### YOUR GOAL
Retype every line of the items below, keeping each character unchanged.

(Listings of element locations)
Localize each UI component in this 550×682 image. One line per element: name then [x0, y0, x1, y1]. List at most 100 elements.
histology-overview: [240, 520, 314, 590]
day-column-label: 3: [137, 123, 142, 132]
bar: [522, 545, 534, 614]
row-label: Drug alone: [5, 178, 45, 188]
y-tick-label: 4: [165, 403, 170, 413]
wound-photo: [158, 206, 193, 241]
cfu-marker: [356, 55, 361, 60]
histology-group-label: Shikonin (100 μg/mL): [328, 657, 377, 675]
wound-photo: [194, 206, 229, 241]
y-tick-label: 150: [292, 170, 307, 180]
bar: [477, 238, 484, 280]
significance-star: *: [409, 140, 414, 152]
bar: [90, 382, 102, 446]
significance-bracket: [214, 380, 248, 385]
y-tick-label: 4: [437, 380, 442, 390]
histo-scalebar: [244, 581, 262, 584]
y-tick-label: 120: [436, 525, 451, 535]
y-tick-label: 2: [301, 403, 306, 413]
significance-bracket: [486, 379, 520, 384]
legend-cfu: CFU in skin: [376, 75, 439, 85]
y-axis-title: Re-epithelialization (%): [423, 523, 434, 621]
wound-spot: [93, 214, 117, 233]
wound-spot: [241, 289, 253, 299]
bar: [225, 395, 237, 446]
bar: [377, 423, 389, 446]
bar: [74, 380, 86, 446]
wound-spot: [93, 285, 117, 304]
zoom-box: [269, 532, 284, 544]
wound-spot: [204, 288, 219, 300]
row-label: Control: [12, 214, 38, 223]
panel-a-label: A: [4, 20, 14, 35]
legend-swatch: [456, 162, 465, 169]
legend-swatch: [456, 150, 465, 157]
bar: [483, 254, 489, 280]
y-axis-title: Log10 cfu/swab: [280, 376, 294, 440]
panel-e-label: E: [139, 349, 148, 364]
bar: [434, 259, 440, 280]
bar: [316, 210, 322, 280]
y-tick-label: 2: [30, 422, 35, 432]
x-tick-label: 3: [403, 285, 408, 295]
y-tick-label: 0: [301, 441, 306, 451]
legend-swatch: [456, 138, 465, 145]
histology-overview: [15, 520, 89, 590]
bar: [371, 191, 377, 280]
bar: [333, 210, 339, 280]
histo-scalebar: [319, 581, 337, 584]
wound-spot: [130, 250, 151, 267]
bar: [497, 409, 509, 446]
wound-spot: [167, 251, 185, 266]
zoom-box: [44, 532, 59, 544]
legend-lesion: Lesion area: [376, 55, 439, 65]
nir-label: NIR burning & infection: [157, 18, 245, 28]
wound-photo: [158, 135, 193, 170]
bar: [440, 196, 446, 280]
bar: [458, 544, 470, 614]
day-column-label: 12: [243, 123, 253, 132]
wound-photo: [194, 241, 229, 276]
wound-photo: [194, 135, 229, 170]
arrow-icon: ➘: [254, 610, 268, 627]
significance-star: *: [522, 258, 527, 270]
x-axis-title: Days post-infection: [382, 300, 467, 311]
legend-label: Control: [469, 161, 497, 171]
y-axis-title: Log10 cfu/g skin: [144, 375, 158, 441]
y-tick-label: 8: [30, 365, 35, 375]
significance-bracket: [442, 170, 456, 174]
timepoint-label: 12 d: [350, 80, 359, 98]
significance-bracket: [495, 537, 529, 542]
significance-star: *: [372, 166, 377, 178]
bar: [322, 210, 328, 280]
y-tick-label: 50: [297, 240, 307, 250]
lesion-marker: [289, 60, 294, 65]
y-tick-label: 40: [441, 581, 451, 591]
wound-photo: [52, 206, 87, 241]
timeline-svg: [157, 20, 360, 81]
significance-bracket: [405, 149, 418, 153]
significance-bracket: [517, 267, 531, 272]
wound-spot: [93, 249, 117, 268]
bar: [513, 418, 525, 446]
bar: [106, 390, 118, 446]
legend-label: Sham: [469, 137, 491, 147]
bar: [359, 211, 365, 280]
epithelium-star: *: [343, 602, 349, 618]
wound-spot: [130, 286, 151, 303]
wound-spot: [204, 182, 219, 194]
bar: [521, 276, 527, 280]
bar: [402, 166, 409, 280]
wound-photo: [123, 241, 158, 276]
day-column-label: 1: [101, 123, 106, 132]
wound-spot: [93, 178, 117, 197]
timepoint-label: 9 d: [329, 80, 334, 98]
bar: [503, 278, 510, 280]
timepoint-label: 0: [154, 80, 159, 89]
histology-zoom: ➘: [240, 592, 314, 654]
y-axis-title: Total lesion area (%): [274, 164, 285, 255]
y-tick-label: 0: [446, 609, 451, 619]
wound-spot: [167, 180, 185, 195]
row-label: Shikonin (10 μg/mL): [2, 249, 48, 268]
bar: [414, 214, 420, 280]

### SOLUTION TO THIS TASK
Localize each UI component in this 550×682 image. One line per element: name then [x0, y0, x1, y1]. List at most 100 elements.
histology-overview: [240, 520, 314, 590]
day-column-label: 3: [137, 123, 142, 132]
bar: [522, 545, 534, 614]
row-label: Drug alone: [5, 178, 45, 188]
y-tick-label: 4: [165, 403, 170, 413]
wound-photo: [158, 206, 193, 241]
cfu-marker: [356, 55, 361, 60]
histology-group-label: Shikonin (100 μg/mL): [328, 657, 377, 675]
wound-photo: [194, 206, 229, 241]
y-tick-label: 150: [292, 170, 307, 180]
bar: [477, 238, 484, 280]
significance-star: *: [409, 140, 414, 152]
bar: [90, 382, 102, 446]
significance-bracket: [214, 380, 248, 385]
y-tick-label: 4: [437, 380, 442, 390]
histo-scalebar: [244, 581, 262, 584]
y-tick-label: 120: [436, 525, 451, 535]
y-tick-label: 2: [301, 403, 306, 413]
significance-bracket: [486, 379, 520, 384]
legend-cfu: CFU in skin: [376, 75, 439, 85]
y-axis-title: Re-epithelialization (%): [423, 523, 434, 621]
wound-spot: [93, 214, 117, 233]
wound-spot: [241, 289, 253, 299]
bar: [225, 395, 237, 446]
bar: [377, 423, 389, 446]
bar: [74, 380, 86, 446]
wound-spot: [93, 285, 117, 304]
zoom-box: [269, 532, 284, 544]
wound-spot: [204, 288, 219, 300]
row-label: Control: [12, 214, 38, 223]
panel-a-label: A: [4, 20, 14, 35]
legend-swatch: [456, 162, 465, 169]
legend-swatch: [456, 150, 465, 157]
bar: [483, 254, 489, 280]
y-axis-title: Log10 cfu/swab: [280, 376, 294, 440]
panel-e-label: E: [139, 349, 148, 364]
bar: [434, 259, 440, 280]
bar: [316, 210, 322, 280]
y-tick-label: 2: [30, 422, 35, 432]
x-tick-label: 3: [403, 285, 408, 295]
y-tick-label: 0: [301, 441, 306, 451]
legend-swatch: [456, 138, 465, 145]
histology-overview: [15, 520, 89, 590]
bar: [371, 191, 377, 280]
bar: [333, 210, 339, 280]
histo-scalebar: [319, 581, 337, 584]
wound-spot: [130, 250, 151, 267]
bar: [497, 409, 509, 446]
wound-spot: [167, 251, 185, 266]
zoom-box: [44, 532, 59, 544]
legend-lesion: Lesion area: [376, 55, 439, 65]
nir-label: NIR burning & infection: [157, 18, 245, 28]
wound-photo: [158, 135, 193, 170]
bar: [440, 196, 446, 280]
bar: [458, 544, 470, 614]
day-column-label: 12: [243, 123, 253, 132]
wound-photo: [194, 241, 229, 276]
wound-photo: [194, 135, 229, 170]
arrow-icon: ➘: [254, 610, 268, 627]
significance-star: *: [522, 258, 527, 270]
x-axis-title: Days post-infection: [382, 300, 467, 311]
legend-label: Control: [469, 161, 497, 171]
y-axis-title: Log10 cfu/g skin: [144, 375, 158, 441]
y-tick-label: 8: [30, 365, 35, 375]
significance-bracket: [442, 170, 456, 174]
timepoint-label: 12 d: [350, 80, 359, 98]
significance-bracket: [495, 537, 529, 542]
significance-star: *: [372, 166, 377, 178]
bar: [322, 210, 328, 280]
y-tick-label: 50: [297, 240, 307, 250]
lesion-marker: [289, 60, 294, 65]
y-tick-label: 40: [441, 581, 451, 591]
wound-photo: [52, 206, 87, 241]
timeline-svg: [157, 20, 360, 81]
significance-bracket: [405, 149, 418, 153]
significance-bracket: [517, 267, 531, 272]
wound-spot: [93, 249, 117, 268]
bar: [513, 418, 525, 446]
bar: [106, 390, 118, 446]
legend-label: Sham: [469, 137, 491, 147]
bar: [359, 211, 365, 280]
epithelium-star: *: [343, 602, 349, 618]
wound-spot: [130, 286, 151, 303]
wound-spot: [204, 182, 219, 194]
bar: [521, 276, 527, 280]
bar: [402, 166, 409, 280]
wound-photo: [123, 241, 158, 276]
day-column-label: 1: [101, 123, 106, 132]
wound-spot: [93, 178, 117, 197]
timepoint-label: 9 d: [329, 80, 334, 98]
bar: [503, 278, 510, 280]
timepoint-label: 0: [154, 80, 159, 89]
histology-zoom: ➘: [240, 592, 314, 654]
y-axis-title: Total lesion area (%): [274, 164, 285, 255]
y-tick-label: 0: [446, 609, 451, 619]
wound-spot: [167, 180, 185, 195]
row-label: Shikonin (10 μg/mL): [2, 249, 48, 268]
bar: [414, 214, 420, 280]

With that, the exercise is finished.